Nukilan.id – Kurang dari seminggu lagi Ramadan tiba. Jika melihat ketetapan yang tertera di kalender masehi tahun 2022, momen istimewa tersebut akan dimulai pada hari Sabtu (2/4/2022).
Sebenarnya tanggal pasti mengenai awal dari bulan ke-9 kalender Hijriah itu masih akan menunggu keputusan resmi dari pemerintah, lewat sidang isbat yang rencananya akan dilaksanakan pada hari Jumat (1/4).
Meski begitu, rasa antusias yang hadir dalam menyambut bulan Ramadan setiap tahun sejatinya selalu sama besar, dan tak pernah berubah. Apalagi jika bicara mengenai tradisi yang tak pernah absen dilakukan masyarakat dalam menyambut momen istimewa satu ini.
Sebagai negara yang kaya akan budaya, Ramadan juga menjadi salah satu momen yang rupanya kerap disambut dengan sebuah tradisi khusus dari setiap masyarakat di masing-masing wilayah. Sebut saja tradisi munggahan bagi masyarakat Jawa Barat, meugang dari Aceh, padusan dari Boyolali, dan masih banyak lagi.
Selain itu, tradisi menyambut Ramadan juga masih dilakukan oleh beberapa masyarakat adat yang memegang teguh nilai leluhur, salah satunya masyarakat adat Bonokeling yang berada di Banyumas, Jawa Tengah.
Tradisi antara masyarakat Desa Pekuncen dan Desa Adiraja
Tradisi menyambut Ramadan yang dimiliki masyarakat adat Bonokeling adalah perlon unggahan. Mengutip keterangan Budaya Indonesia, tradisi tersebut dipercaya sudah hidup dan dilakukan sejak beberapa abad silam, dan praktiknya selalu digelar setiap sepekan sebelum bulan suci tiba.
Adapun pihak yang menggelar tradisi ini melibatkan warga dari dua desa berbeda di Provinsi Jawa Tengah, yakni Desa Pekuncen, Kecamatan Jatilawang, Banyumas, dan saudara masyarakat adat mereka di Desa Adiraja, Kecamatan Adipala, Cilacap.
Sedikit informasi, dua masyarakat adat ini adalah keturunan dari Kyai Bonokeling, tokoh pemuka agama di Banyumas yang asal-usul sekaligus sosoknya masih misterius hingga saat ini, dan hanya menjadi rahasia dari anak cucu keturunannya langsung, yakni masyarakat adat Bonokeling itu sendiri.
Menukil penjelasan di laman Indonesia.go.id, Kyai Bonokeling mengajarkan lima ajaran tentang kehidupan bagi keturunannya yang masih dijalani hingga saat ini. Yang pertama, adalah ajaran monembah, yang berarti keturunannya sebagai manusia dianjurkan beribadah dan menyembah kepada Tuhan sesuai keyakinan masing-masing.
Kedua ada moguru, yaitu patuh terhadap perintah orangtua. Mongabdi, yang berarti saling menghargai dan menjalin hubungan antar sesama manusia. Kemudian makaryo yang berarti bekerja, karena tanpa bekerja manusia tak bisa mendapatkan penghasilan yang dapat menunjang kehidupannya di dunia.

──────────────────────────────

Tugas Diberikan 1: Cetak ulang baris-baris catatan tanpa perubahan, mulai dari baris pertama catatan dan berakhir pada baris yang memuat "tab-noticias[interactable]: Noticias y", dengan kedua ujungnya ikut disertakan.
Teks tadi dan catatan ini tidak saling berhubungan.

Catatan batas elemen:
──────────────────────────────

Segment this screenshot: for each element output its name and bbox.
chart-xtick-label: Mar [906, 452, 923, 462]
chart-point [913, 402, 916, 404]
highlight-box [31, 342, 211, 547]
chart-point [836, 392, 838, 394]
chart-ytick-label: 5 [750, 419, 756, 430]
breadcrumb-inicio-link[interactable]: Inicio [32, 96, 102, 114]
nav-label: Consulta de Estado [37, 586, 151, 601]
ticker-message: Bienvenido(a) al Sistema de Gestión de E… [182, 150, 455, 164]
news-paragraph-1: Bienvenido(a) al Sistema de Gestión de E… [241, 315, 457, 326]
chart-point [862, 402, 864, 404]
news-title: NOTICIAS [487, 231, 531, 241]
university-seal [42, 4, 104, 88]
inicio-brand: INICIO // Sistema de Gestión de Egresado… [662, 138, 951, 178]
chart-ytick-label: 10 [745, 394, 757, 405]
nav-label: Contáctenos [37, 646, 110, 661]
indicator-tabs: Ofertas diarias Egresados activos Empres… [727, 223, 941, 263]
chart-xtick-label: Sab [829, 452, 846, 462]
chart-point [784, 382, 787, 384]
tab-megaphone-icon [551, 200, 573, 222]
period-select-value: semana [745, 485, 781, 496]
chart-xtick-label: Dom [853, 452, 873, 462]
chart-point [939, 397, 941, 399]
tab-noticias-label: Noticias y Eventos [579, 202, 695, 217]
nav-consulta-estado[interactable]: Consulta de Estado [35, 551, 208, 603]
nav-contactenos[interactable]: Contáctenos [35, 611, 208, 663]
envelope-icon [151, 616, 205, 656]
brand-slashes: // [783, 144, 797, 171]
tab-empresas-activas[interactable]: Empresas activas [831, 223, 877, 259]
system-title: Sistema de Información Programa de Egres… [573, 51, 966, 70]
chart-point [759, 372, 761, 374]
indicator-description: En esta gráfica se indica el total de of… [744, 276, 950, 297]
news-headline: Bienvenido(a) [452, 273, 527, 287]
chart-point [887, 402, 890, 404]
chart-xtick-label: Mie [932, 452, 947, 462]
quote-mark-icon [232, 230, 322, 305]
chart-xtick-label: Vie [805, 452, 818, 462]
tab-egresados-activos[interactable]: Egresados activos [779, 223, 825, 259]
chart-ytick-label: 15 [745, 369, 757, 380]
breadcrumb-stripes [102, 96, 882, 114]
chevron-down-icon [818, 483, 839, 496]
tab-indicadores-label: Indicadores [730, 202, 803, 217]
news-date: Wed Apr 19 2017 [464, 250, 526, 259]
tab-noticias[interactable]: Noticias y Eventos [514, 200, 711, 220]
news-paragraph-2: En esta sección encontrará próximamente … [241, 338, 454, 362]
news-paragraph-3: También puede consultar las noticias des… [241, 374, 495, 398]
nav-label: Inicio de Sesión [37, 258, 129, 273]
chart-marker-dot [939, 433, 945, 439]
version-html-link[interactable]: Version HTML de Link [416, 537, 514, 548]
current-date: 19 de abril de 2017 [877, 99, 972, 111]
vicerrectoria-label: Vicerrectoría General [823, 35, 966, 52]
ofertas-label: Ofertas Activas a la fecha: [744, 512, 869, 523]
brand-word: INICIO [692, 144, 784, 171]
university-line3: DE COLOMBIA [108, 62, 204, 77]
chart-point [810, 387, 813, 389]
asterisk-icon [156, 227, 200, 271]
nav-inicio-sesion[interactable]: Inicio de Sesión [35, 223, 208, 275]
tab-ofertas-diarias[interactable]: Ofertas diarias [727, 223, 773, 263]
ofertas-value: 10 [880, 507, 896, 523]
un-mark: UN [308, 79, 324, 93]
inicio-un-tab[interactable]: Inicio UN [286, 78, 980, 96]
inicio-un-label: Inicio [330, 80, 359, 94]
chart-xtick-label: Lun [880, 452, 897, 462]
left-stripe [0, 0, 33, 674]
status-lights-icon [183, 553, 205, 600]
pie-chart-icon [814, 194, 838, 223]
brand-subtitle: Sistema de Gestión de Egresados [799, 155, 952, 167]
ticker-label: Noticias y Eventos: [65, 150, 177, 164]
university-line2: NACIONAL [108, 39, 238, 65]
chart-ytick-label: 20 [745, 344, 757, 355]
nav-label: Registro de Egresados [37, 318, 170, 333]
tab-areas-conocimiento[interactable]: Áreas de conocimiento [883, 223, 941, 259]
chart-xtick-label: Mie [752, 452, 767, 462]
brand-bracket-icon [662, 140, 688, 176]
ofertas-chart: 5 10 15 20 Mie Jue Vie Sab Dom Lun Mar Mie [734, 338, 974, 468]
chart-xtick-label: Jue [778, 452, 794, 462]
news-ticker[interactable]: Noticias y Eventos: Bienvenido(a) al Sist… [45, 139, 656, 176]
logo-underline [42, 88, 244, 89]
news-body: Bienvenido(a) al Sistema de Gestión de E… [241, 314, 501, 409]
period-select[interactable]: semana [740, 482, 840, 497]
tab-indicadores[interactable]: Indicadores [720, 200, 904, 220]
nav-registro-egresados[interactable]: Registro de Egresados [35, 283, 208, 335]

──────────────────────────────

Tugas Diberikan 2: Menurut teks tentang tradisi Bonokeling, apa nama tradisi masyarakat adat Bonokeling untuk menyambut Ramadan?

Hasil Latihan 1:
Segment this screenshot: for each element output its name and bbox.
chart-xtick-label: Mar [906, 452, 923, 462]
chart-point [913, 402, 916, 404]
highlight-box [31, 342, 211, 547]
chart-point [836, 392, 838, 394]
chart-ytick-label: 5 [750, 419, 756, 430]
breadcrumb-inicio-link[interactable]: Inicio [32, 96, 102, 114]
nav-label: Consulta de Estado [37, 586, 151, 601]
ticker-message: Bienvenido(a) al Sistema de Gestión de E… [182, 150, 455, 164]
news-paragraph-1: Bienvenido(a) al Sistema de Gestión de E… [241, 315, 457, 326]
chart-point [862, 402, 864, 404]
news-title: NOTICIAS [487, 231, 531, 241]
university-seal [42, 4, 104, 88]
inicio-brand: INICIO // Sistema de Gestión de Egresado… [662, 138, 951, 178]
chart-ytick-label: 10 [745, 394, 757, 405]
nav-label: Contáctenos [37, 646, 110, 661]
indicator-tabs: Ofertas diarias Egresados activos Empres… [727, 223, 941, 263]
chart-xtick-label: Sab [829, 452, 846, 462]
chart-point [784, 382, 787, 384]
tab-megaphone-icon [551, 200, 573, 222]
period-select-value: semana [745, 485, 781, 496]
chart-xtick-label: Dom [853, 452, 873, 462]
chart-point [939, 397, 941, 399]
tab-noticias-label: Noticias y Eventos [579, 202, 695, 217]
nav-consulta-estado[interactable]: Consulta de Estado [35, 551, 208, 603]
nav-contactenos[interactable]: Contáctenos [35, 611, 208, 663]
envelope-icon [151, 616, 205, 656]
brand-slashes: // [783, 144, 797, 171]
tab-empresas-activas[interactable]: Empresas activas [831, 223, 877, 259]
system-title: Sistema de Información Programa de Egres… [573, 51, 966, 70]
chart-point [759, 372, 761, 374]
indicator-description: En esta gráfica se indica el total de of… [744, 276, 950, 297]
news-headline: Bienvenido(a) [452, 273, 527, 287]
chart-point [887, 402, 890, 404]
chart-xtick-label: Mie [932, 452, 947, 462]
quote-mark-icon [232, 230, 322, 305]
chart-xtick-label: Vie [805, 452, 818, 462]
tab-egresados-activos[interactable]: Egresados activos [779, 223, 825, 259]
chart-ytick-label: 15 [745, 369, 757, 380]
breadcrumb-stripes [102, 96, 882, 114]
chevron-down-icon [818, 483, 839, 496]
tab-indicadores-label: Indicadores [730, 202, 803, 217]
news-date: Wed Apr 19 2017 [464, 250, 526, 259]
tab-noticias[interactable]: Noticias y Eventos [514, 200, 711, 220]

Hasil Latihan 2: Perlon unggahan.